> DIRECTIVE: Find the lines that contain the word "Versicherungsstatus" and copy each one.

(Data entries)
::::::

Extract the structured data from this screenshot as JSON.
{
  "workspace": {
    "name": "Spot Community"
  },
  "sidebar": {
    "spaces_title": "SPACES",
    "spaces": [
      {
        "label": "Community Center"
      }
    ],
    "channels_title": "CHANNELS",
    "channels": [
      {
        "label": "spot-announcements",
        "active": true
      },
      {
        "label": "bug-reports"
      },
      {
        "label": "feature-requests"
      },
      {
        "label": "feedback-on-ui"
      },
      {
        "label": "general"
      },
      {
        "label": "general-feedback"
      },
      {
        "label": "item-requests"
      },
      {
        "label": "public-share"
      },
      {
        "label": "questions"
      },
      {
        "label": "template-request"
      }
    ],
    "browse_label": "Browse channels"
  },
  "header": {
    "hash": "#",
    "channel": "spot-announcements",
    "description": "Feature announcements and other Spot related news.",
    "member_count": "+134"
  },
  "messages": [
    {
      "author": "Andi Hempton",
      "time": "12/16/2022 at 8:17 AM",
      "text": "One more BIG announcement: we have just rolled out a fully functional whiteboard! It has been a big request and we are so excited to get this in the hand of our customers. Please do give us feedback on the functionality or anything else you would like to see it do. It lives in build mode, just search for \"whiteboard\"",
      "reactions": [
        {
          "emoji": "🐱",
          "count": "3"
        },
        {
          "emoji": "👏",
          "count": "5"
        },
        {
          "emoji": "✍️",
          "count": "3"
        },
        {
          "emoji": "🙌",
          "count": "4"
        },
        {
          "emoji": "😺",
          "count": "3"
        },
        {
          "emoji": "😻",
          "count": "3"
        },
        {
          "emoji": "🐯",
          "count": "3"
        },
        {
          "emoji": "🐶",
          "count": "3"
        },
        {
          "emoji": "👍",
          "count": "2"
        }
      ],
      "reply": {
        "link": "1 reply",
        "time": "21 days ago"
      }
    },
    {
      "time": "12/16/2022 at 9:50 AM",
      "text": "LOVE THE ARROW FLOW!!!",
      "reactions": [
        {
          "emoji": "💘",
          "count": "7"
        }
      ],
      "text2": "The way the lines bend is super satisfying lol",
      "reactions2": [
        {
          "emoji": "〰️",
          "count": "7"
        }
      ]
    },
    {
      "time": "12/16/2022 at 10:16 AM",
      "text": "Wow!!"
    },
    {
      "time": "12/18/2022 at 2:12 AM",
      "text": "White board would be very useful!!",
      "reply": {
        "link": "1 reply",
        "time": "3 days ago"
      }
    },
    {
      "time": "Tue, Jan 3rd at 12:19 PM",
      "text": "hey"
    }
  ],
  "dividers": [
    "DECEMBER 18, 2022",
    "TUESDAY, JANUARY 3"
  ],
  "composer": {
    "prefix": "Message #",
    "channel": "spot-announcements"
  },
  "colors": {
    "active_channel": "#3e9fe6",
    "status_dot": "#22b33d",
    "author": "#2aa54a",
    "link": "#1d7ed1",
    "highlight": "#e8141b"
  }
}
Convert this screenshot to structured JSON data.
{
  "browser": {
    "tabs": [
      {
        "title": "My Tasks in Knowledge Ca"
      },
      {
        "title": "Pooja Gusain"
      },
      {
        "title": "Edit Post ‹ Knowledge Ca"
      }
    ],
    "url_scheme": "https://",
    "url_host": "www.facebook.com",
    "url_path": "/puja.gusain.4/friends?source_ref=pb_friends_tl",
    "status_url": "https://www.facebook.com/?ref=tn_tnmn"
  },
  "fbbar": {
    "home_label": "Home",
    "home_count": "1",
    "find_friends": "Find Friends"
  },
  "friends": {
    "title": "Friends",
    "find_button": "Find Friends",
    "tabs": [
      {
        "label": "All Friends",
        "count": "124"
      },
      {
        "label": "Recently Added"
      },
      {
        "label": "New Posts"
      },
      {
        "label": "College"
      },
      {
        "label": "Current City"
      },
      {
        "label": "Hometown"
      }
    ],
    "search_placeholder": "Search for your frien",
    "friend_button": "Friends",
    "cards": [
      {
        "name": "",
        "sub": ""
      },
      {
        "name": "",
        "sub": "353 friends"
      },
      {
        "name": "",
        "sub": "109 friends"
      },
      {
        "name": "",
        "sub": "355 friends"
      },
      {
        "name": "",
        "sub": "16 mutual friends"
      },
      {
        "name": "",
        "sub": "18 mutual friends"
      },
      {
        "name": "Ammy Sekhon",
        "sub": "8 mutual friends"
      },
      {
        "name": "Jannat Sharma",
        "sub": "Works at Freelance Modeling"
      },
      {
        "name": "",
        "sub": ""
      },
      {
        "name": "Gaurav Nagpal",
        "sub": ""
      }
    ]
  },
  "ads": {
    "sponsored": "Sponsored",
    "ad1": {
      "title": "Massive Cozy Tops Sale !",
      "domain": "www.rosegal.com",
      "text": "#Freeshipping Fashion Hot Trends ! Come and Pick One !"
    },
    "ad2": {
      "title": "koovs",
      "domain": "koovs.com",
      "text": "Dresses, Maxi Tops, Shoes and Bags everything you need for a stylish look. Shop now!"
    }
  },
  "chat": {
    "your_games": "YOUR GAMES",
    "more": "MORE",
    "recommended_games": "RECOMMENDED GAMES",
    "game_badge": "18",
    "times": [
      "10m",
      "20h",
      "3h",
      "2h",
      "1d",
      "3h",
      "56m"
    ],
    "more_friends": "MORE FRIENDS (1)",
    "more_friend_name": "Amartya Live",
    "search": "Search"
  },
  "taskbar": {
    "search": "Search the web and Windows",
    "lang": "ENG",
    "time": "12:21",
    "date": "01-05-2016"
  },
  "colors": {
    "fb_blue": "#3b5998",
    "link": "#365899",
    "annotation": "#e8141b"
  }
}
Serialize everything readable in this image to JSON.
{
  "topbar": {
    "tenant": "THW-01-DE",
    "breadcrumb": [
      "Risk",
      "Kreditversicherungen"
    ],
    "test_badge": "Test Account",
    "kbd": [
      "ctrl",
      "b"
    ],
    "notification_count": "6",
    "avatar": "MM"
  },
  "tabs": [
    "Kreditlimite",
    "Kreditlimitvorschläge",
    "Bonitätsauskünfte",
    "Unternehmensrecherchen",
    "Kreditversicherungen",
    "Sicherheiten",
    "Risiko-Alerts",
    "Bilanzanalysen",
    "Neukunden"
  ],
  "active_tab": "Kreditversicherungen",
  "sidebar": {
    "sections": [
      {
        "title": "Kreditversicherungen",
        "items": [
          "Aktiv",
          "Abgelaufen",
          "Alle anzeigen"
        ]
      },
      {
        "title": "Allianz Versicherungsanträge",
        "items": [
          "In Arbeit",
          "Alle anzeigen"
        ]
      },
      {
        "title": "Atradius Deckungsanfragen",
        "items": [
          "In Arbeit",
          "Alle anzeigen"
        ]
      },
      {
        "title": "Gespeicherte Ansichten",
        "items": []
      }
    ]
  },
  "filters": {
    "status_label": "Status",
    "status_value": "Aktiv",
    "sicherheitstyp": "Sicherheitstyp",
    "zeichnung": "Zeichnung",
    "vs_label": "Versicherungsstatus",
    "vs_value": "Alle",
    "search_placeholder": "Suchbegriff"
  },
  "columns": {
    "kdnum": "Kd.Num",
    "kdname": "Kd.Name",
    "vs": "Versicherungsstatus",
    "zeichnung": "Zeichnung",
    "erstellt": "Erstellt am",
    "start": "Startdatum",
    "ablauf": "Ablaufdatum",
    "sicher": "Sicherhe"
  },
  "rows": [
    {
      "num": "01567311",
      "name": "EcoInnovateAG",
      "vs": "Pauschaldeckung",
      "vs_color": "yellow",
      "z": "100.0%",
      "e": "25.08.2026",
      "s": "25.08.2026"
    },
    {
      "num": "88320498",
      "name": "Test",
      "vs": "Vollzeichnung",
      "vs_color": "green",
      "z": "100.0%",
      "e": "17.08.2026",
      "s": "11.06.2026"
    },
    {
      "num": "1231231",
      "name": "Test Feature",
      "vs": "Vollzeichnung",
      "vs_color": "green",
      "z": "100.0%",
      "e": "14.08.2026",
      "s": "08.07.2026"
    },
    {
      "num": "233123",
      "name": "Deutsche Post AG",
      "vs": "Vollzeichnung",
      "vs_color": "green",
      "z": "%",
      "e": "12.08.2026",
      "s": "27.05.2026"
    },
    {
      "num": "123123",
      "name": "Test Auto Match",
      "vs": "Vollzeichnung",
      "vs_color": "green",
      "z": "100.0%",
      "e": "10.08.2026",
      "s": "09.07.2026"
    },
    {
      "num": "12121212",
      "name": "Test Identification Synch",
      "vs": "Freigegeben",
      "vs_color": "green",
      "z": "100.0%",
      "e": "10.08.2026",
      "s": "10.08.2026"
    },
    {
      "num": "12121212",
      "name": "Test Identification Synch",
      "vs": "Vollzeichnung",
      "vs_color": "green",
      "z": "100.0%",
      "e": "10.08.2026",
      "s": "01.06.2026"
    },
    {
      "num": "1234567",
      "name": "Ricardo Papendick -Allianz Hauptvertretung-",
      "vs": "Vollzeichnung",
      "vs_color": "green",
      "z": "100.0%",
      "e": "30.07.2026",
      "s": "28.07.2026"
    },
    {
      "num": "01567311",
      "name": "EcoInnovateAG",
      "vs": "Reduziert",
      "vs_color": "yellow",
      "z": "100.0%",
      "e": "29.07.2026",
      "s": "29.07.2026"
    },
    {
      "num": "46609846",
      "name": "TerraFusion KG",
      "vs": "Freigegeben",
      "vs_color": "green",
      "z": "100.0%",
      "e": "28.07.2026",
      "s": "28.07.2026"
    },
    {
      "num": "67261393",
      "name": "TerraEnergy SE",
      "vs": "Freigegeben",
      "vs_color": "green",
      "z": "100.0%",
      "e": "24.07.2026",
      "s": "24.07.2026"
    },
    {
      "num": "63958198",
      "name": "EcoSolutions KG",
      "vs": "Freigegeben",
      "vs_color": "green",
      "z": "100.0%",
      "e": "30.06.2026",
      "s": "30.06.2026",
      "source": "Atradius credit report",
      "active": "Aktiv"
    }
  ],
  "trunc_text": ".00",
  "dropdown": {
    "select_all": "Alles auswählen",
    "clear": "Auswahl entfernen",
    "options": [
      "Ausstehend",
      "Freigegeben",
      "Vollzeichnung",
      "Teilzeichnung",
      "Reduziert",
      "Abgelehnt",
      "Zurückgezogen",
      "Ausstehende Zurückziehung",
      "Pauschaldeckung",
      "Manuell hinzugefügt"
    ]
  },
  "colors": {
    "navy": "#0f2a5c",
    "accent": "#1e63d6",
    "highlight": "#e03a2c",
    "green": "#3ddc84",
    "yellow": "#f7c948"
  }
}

::::::

> COMPLETED EXERCISE:
    "vs_label": "Versicherungsstatus",
    "vs": "Versicherungsstatus",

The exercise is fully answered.